__Written instruction__:
Transcribe the records below exactly, leaving out any pictures.
** BEGIN Supplied material **
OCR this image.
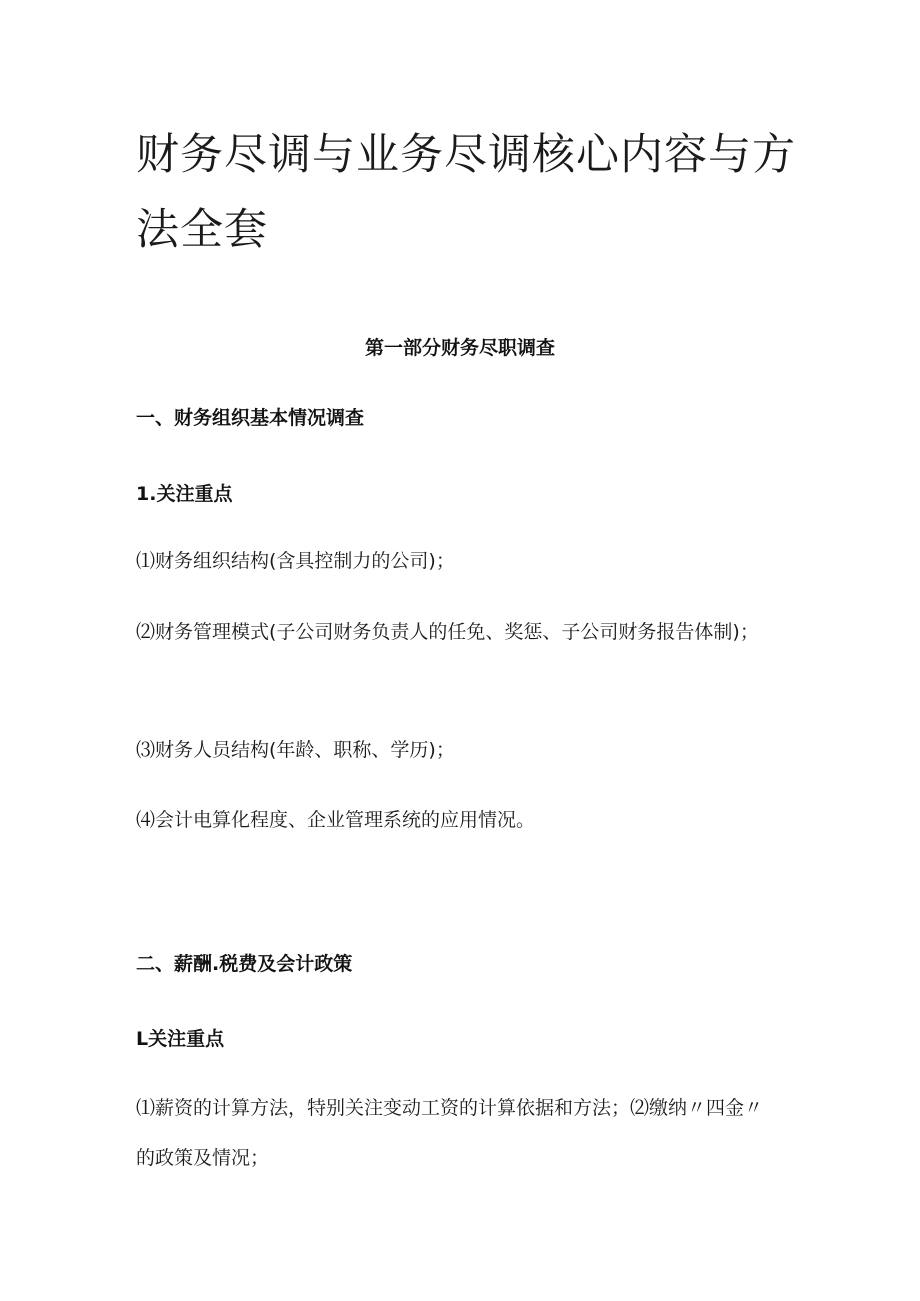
财务尽调与业务尽调核心内容与方法全套
第一部分财务尽职调查
一、财务组织基本情况调查
1.关注重点

⑴财务组织结构(含具控制力的公司)；

⑵财务管理模式(子公司财务负责人的任免、奖惩、子公司财务报告体制)；

⑶财务人员结构(年龄、职称、学历)；

⑷会计电算化程度、企业管理系统的应用情况。

二、薪酬.税费及会计政策
L关注重点

⑴薪资的计算方法，特别关注变动工资的计算依据和方法；⑵缴纳〃四金〃的政策及情况；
** END Supplied material **
__Complete output__:
OCR this image.
财务尽调与业务尽调核心内容与方法全套
第一部分财务尽职调查
一、财务组织基本情况调查
1.关注重点

⑴财务组织结构(含具控制力的公司)；

⑵财务管理模式(子公司财务负责人的任免、奖惩、子公司财务报告体制)；

⑶财务人员结构(年龄、职称、学历)；

⑷会计电算化程度、企业管理系统的应用情况。

二、薪酬.税费及会计政策
L关注重点

⑴薪资的计算方法，特别关注变动工资的计算依据和方法；⑵缴纳〃四金〃的政策及情况；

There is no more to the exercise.